>> Begin

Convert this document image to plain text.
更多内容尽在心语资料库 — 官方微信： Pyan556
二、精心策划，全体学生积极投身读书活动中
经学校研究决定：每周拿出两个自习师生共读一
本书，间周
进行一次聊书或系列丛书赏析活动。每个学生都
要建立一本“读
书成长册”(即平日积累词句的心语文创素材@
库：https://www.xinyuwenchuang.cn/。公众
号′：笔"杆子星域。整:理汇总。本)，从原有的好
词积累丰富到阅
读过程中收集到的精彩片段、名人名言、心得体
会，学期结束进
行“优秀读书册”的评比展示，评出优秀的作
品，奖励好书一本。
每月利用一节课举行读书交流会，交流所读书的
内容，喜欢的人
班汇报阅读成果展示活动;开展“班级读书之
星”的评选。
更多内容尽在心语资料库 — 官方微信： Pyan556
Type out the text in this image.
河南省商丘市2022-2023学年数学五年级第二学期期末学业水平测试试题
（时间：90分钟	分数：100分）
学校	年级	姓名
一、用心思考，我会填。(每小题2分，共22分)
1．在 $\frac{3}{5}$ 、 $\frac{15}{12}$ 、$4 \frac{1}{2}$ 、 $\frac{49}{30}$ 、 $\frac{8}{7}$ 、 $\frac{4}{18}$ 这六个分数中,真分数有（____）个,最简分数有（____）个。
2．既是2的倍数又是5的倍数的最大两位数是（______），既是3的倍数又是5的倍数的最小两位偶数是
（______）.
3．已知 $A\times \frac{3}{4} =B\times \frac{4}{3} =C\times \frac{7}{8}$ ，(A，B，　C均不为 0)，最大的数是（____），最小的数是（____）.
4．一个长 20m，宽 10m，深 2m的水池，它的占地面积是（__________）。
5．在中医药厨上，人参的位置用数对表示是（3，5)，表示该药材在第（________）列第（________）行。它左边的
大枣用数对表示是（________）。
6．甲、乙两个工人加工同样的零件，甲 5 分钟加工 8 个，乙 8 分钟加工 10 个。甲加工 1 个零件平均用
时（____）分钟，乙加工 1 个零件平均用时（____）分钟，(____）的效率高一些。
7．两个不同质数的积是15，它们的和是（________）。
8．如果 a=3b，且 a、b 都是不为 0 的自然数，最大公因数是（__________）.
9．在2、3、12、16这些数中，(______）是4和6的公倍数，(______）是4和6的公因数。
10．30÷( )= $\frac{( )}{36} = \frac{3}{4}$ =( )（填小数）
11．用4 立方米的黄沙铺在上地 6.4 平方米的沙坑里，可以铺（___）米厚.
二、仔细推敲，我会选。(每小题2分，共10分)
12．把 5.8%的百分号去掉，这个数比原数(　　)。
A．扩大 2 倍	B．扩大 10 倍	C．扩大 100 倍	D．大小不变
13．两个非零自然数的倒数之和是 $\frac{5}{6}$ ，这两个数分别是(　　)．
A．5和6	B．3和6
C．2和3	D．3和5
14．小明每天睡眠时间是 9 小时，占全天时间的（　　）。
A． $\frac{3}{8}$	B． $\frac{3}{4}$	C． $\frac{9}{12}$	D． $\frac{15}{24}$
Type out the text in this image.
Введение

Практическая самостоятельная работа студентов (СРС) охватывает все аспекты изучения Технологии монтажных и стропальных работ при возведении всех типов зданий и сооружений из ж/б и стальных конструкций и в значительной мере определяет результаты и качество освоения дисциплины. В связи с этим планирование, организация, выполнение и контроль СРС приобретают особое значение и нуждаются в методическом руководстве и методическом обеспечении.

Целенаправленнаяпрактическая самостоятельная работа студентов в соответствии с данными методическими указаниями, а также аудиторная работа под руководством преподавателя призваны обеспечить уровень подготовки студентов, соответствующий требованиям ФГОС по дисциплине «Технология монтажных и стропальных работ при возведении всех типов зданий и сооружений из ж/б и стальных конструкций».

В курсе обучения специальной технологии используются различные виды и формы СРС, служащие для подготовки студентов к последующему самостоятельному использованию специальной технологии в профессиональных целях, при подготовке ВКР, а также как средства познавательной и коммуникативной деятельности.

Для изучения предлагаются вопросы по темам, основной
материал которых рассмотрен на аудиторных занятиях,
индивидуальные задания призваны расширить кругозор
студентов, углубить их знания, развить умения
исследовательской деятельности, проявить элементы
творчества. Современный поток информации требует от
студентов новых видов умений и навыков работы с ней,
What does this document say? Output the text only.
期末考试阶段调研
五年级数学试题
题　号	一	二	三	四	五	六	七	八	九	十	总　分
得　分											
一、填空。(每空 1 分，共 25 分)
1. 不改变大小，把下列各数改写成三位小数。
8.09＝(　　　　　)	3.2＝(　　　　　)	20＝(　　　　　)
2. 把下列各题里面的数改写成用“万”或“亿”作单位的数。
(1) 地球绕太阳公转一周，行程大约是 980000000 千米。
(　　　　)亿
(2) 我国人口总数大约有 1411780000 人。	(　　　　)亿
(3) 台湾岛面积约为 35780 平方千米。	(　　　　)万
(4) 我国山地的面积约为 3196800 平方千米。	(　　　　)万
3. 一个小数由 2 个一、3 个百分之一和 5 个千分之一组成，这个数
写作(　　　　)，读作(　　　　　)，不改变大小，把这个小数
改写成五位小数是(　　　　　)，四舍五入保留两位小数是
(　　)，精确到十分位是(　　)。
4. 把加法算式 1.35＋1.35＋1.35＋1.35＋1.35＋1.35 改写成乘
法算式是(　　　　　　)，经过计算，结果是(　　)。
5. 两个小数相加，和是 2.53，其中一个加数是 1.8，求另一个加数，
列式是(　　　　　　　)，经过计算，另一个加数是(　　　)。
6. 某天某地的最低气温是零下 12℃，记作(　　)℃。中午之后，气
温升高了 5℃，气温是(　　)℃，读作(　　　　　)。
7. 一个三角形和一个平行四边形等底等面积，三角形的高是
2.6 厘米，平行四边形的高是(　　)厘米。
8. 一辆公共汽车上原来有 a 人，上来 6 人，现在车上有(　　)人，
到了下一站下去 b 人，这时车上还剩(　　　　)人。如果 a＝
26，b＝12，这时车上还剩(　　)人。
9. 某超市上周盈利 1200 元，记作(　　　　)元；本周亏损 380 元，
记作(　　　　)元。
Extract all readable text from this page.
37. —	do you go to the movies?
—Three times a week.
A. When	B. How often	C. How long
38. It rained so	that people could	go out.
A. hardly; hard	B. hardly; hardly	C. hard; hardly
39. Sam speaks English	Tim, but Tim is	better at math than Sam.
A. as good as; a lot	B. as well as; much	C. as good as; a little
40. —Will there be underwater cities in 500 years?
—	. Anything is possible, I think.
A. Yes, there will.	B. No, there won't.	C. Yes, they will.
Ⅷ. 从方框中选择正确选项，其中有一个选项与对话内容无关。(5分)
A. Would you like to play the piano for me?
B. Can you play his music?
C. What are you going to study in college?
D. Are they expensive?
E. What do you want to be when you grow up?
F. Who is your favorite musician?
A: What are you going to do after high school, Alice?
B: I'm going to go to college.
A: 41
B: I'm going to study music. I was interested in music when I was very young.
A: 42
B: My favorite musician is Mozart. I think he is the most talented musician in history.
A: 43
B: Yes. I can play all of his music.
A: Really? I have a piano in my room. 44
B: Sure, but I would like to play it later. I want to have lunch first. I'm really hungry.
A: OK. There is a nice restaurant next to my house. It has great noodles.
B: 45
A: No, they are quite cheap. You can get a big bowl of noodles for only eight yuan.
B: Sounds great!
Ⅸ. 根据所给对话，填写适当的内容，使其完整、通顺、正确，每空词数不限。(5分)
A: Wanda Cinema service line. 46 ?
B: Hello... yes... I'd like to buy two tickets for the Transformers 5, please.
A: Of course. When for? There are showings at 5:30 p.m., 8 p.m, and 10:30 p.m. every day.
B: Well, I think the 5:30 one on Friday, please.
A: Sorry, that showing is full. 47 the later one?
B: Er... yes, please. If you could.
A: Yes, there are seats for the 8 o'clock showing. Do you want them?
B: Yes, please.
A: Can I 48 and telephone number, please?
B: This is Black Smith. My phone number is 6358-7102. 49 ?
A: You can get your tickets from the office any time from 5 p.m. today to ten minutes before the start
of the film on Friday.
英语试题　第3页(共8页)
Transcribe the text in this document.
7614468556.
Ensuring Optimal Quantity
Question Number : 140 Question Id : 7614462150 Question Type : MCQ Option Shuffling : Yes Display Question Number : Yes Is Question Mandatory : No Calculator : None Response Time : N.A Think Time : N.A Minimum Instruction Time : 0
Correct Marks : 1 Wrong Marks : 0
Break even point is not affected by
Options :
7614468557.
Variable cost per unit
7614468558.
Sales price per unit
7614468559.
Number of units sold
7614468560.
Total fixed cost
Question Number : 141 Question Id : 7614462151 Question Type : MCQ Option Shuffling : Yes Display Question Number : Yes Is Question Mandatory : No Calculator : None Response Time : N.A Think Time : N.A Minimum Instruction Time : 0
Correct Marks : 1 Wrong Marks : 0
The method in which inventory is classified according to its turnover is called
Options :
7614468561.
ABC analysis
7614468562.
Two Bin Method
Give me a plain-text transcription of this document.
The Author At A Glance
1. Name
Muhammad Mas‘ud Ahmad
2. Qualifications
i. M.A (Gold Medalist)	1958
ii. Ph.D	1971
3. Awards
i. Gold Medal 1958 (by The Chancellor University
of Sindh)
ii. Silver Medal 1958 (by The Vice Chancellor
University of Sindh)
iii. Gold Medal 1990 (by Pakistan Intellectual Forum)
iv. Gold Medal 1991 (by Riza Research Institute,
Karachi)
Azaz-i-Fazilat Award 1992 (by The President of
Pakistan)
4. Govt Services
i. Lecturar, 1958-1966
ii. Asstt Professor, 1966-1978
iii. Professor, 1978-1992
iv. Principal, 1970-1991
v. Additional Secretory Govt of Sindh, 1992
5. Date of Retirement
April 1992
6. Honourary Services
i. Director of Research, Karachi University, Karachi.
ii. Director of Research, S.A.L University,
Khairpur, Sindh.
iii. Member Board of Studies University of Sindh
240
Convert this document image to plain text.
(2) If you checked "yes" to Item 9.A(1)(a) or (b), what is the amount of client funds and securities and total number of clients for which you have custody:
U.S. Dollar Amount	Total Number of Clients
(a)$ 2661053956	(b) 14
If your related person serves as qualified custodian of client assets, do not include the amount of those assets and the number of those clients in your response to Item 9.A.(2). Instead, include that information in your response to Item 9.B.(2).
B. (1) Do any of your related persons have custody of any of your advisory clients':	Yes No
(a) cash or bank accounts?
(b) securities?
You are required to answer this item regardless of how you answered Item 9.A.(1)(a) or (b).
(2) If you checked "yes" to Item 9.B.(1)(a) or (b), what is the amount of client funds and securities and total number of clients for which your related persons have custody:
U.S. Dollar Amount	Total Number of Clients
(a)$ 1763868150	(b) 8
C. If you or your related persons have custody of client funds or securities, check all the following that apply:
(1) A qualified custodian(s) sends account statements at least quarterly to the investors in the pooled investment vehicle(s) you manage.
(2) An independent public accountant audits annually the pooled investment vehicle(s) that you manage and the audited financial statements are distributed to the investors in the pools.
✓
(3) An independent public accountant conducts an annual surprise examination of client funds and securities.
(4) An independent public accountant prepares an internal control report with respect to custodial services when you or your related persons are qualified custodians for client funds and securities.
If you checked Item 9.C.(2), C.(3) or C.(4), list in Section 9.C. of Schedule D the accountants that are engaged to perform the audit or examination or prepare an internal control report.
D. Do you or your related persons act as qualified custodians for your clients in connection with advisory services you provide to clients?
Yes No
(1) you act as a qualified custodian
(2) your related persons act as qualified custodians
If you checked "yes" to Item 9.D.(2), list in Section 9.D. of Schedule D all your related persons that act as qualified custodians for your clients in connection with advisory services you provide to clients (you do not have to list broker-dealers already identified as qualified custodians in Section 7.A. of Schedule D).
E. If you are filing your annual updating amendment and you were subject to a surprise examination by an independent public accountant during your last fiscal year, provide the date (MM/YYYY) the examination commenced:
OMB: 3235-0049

>> End

> _WHAT YOU SHOULD DO_:
Only the count is wanted: report how many lines of the material above hold the word "study".

> _PROBLEM SOLUTION_:
2